## Provided material
-*-*-

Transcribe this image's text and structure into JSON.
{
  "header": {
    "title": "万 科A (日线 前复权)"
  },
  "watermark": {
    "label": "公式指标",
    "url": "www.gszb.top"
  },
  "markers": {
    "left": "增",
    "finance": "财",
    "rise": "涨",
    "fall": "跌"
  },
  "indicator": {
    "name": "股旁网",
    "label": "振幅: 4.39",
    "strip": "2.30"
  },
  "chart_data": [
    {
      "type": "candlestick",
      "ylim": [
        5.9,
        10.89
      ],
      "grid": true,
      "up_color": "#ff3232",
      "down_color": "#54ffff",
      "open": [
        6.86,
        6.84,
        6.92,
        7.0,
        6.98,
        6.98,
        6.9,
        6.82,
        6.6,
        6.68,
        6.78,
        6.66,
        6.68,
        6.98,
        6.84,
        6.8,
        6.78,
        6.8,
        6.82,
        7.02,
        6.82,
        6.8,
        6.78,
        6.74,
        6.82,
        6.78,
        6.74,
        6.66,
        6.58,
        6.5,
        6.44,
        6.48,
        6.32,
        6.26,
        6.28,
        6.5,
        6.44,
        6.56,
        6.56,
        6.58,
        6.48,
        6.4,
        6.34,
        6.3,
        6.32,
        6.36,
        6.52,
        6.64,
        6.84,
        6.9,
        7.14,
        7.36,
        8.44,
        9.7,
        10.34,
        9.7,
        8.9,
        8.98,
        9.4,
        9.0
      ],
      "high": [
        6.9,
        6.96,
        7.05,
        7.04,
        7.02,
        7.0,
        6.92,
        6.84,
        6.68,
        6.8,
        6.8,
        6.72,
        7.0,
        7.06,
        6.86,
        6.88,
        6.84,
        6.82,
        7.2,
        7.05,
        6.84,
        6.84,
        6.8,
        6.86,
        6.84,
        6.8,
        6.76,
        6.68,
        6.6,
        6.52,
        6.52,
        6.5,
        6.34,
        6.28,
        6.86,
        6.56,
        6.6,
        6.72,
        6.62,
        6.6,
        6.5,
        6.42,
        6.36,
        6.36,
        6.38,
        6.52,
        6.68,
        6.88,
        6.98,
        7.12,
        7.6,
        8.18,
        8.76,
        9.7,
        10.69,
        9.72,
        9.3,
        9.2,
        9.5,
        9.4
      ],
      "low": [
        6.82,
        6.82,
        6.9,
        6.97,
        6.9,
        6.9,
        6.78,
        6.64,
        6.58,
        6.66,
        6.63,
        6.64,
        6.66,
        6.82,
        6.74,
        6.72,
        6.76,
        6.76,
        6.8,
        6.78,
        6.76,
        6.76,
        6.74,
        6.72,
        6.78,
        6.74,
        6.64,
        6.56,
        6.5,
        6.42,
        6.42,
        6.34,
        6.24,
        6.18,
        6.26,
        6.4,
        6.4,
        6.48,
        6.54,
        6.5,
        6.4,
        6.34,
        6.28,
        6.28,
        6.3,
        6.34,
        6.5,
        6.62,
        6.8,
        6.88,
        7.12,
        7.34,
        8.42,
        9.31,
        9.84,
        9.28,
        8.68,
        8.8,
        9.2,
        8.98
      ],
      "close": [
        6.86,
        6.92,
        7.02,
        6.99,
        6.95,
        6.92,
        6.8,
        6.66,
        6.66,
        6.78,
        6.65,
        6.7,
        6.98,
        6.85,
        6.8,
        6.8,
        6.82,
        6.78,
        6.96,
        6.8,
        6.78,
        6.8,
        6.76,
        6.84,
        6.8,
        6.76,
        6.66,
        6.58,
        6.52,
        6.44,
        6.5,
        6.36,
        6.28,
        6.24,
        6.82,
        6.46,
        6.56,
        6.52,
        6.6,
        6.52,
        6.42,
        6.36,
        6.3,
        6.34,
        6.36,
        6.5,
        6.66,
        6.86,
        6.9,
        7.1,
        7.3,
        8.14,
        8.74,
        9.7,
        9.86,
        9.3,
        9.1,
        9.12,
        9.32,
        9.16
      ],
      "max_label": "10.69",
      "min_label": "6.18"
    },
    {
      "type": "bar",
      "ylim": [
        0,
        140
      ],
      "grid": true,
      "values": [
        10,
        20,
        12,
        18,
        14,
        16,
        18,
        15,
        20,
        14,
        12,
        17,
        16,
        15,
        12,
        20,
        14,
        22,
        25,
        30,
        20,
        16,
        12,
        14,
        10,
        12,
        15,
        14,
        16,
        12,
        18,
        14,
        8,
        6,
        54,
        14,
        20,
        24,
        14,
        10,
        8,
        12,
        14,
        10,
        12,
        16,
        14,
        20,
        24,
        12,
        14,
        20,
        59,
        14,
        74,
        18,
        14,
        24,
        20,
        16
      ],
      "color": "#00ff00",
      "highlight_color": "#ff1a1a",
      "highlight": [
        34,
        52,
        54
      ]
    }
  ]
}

-*-*-

## Aim of the exercise
Return every line exactly.

## Task answer
Transcribe this image's text and structure into JSON.
{
  "header": {
    "title": "万 科A (日线 前复权)"
  },
  "watermark": {
    "label": "公式指标",
    "url": "www.gszb.top"
  },
  "markers": {
    "left": "增",
    "finance": "财",
    "rise": "涨",
    "fall": "跌"
  },
  "indicator": {
    "name": "股旁网",
    "label": "振幅: 4.39",
    "strip": "2.30"
  },
  "chart_data": [
    {
      "type": "candlestick",
      "ylim": [
        5.9,
        10.89
      ],
      "grid": true,
      "up_color": "#ff3232",
      "down_color": "#54ffff",
      "open": [
        6.86,
        6.84,
        6.92,
        7.0,
        6.98,
        6.98,
        6.9,
        6.82,
        6.6,
        6.68,
        6.78,
        6.66,
        6.68,
        6.98,
        6.84,
        6.8,
        6.78,
        6.8,
        6.82,
        7.02,
        6.82,
        6.8,
        6.78,
        6.74,
        6.82,
        6.78,
        6.74,
        6.66,
        6.58,
        6.5,
        6.44,
        6.48,
        6.32,
        6.26,
        6.28,
        6.5,
        6.44,
        6.56,
        6.56,
        6.58,
        6.48,
        6.4,
        6.34,
        6.3,
        6.32,
        6.36,
        6.52,
        6.64,
        6.84,
        6.9,
        7.14,
        7.36,
        8.44,
        9.7,
        10.34,
        9.7,
        8.9,
        8.98,
        9.4,
        9.0
      ],
      "high": [
        6.9,
        6.96,
        7.05,
        7.04,
        7.02,
        7.0,
        6.92,
        6.84,
        6.68,
        6.8,
        6.8,
        6.72,
        7.0,
        7.06,
        6.86,
        6.88,
        6.84,
        6.82,
        7.2,
        7.05,
        6.84,
        6.84,
        6.8,
        6.86,
        6.84,
        6.8,
        6.76,
        6.68,
        6.6,
        6.52,
        6.52,
        6.5,
        6.34,
        6.28,
        6.86,
        6.56,
        6.6,
        6.72,
        6.62,
        6.6,
        6.5,
        6.42,
        6.36,
        6.36,
        6.38,
        6.52,
        6.68,
        6.88,
        6.98,
        7.12,
        7.6,
        8.18,
        8.76,
        9.7,
        10.69,
        9.72,
        9.3,
        9.2,
        9.5,
        9.4
      ],
      "low": [
        6.82,
        6.82,
        6.9,
        6.97,
        6.9,
        6.9,
        6.78,
        6.64,
        6.58,
        6.66,
        6.63,
        6.64,
        6.66,
        6.82,
        6.74,
        6.72,
        6.76,
        6.76,
        6.8,
        6.78,
        6.76,
        6.76,
        6.74,
        6.72,
        6.78,
        6.74,
        6.64,
        6.56,
        6.5,
        6.42,
        6.42,
        6.34,
        6.24,
        6.18,
        6.26,
        6.4,
        6.4,
        6.48,
        6.54,
        6.5,
        6.4,
        6.34,
        6.28,
        6.28,
        6.3,
        6.34,
        6.5,
        6.62,
        6.8,
        6.88,
        7.12,
        7.34,
        8.42,
        9.31,
        9.84,
        9.28,
        8.68,
        8.8,
        9.2,
        8.98
      ],
      "close": [
        6.86,
        6.92,
        7.02,
        6.99,
        6.95,
        6.92,
        6.8,
        6.66,
        6.66,
        6.78,
        6.65,
        6.7,
        6.98,
        6.85,
        6.8,
        6.8,
        6.82,
        6.78,
        6.96,
        6.8,
        6.78,
        6.8,
        6.76,
        6.84,
        6.8,
        6.76,
        6.66,
        6.58,
        6.52,
        6.44,
        6.5,
        6.36,
        6.28,
        6.24,
        6.82,
        6.46,
        6.56,
        6.52,
        6.6,
        6.52,
        6.42,
        6.36,
        6.3,
        6.34,
        6.36,
        6.5,
        6.66,
        6.86,
        6.9,
        7.1,
        7.3,
        8.14,
        8.74,
        9.7,
        9.86,
        9.3,
        9.1,
        9.12,
        9.32,
        9.16
      ],
      "max_label": "10.69",
      "min_label": "6.18"
    },
    {
      "type": "bar",
      "ylim": [
        0,
        140
      ],
      "grid": true,
      "values": [
        10,
        20,
        12,
        18,
        14,
        16,
        18,
        15,
        20,
        14,
        12,
        17,
        16,
        15,
        12,
        20,
        14,
        22,
        25,
        30,
        20,
        16,
        12,
        14,
        10,
        12,
        15,
        14,
        16,
        12,
        18,
        14,
        8,
        6,
        54,
        14,
        20,
        24,
        14,
        10,
        8,
        12,
        14,
        10,
        12,
        16,
        14,
        20,
        24,
        12,
        14,
        20,
        59,
        14,
        74,
        18,
        14,
        24,
        20,
        16
      ],
      "color": "#00ff00",
      "highlight_color": "#ff1a1a",
      "highlight": [
        34,
        52,
        54
      ]
    }
  ]
}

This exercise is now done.